= WHAT YOU SHOULD DO =
Retype the material below. Keep every word exactly as it is.

= RECORDS SHOWN =
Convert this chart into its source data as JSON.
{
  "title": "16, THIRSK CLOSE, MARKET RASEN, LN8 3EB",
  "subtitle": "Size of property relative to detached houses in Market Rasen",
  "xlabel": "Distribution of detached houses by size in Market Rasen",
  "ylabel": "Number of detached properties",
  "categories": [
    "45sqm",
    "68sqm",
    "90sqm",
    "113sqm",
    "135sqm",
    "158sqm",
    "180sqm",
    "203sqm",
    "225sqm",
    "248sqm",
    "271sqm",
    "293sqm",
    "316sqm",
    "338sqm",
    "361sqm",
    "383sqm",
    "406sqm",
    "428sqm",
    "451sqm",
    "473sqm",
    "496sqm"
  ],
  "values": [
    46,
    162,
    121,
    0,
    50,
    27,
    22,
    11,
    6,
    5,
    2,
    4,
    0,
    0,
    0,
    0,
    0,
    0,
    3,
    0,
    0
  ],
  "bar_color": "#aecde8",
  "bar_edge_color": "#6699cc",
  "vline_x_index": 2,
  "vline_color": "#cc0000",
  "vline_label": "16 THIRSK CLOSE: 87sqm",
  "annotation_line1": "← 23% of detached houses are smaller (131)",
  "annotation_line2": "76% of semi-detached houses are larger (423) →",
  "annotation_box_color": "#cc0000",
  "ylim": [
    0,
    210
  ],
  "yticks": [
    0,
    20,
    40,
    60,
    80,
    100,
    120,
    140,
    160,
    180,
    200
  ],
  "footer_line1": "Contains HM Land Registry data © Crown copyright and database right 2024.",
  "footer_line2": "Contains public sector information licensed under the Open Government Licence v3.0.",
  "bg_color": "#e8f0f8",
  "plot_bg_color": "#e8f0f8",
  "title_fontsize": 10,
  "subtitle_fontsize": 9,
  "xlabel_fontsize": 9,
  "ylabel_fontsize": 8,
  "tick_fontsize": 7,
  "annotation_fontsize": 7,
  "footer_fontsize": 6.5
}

= OUTPUT =
Convert this chart into its source data as JSON.
{
  "title": "16, THIRSK CLOSE, MARKET RASEN, LN8 3EB",
  "subtitle": "Size of property relative to detached houses in Market Rasen",
  "xlabel": "Distribution of detached houses by size in Market Rasen",
  "ylabel": "Number of detached properties",
  "categories": [
    "45sqm",
    "68sqm",
    "90sqm",
    "113sqm",
    "135sqm",
    "158sqm",
    "180sqm",
    "203sqm",
    "225sqm",
    "248sqm",
    "271sqm",
    "293sqm",
    "316sqm",
    "338sqm",
    "361sqm",
    "383sqm",
    "406sqm",
    "428sqm",
    "451sqm",
    "473sqm",
    "496sqm"
  ],
  "values": [
    46,
    162,
    121,
    0,
    50,
    27,
    22,
    11,
    6,
    5,
    2,
    4,
    0,
    0,
    0,
    0,
    0,
    0,
    3,
    0,
    0
  ],
  "bar_color": "#aecde8",
  "bar_edge_color": "#6699cc",
  "vline_x_index": 2,
  "vline_color": "#cc0000",
  "vline_label": "16 THIRSK CLOSE: 87sqm",
  "annotation_line1": "← 23% of detached houses are smaller (131)",
  "annotation_line2": "76% of semi-detached houses are larger (423) →",
  "annotation_box_color": "#cc0000",
  "ylim": [
    0,
    210
  ],
  "yticks": [
    0,
    20,
    40,
    60,
    80,
    100,
    120,
    140,
    160,
    180,
    200
  ],
  "footer_line1": "Contains HM Land Registry data © Crown copyright and database right 2024.",
  "footer_line2": "Contains public sector information licensed under the Open Government Licence v3.0.",
  "bg_color": "#e8f0f8",
  "plot_bg_color": "#e8f0f8",
  "title_fontsize": 10,
  "subtitle_fontsize": 9,
  "xlabel_fontsize": 9,
  "ylabel_fontsize": 8,
  "tick_fontsize": 7,
  "annotation_fontsize": 7,
  "footer_fontsize": 6.5
}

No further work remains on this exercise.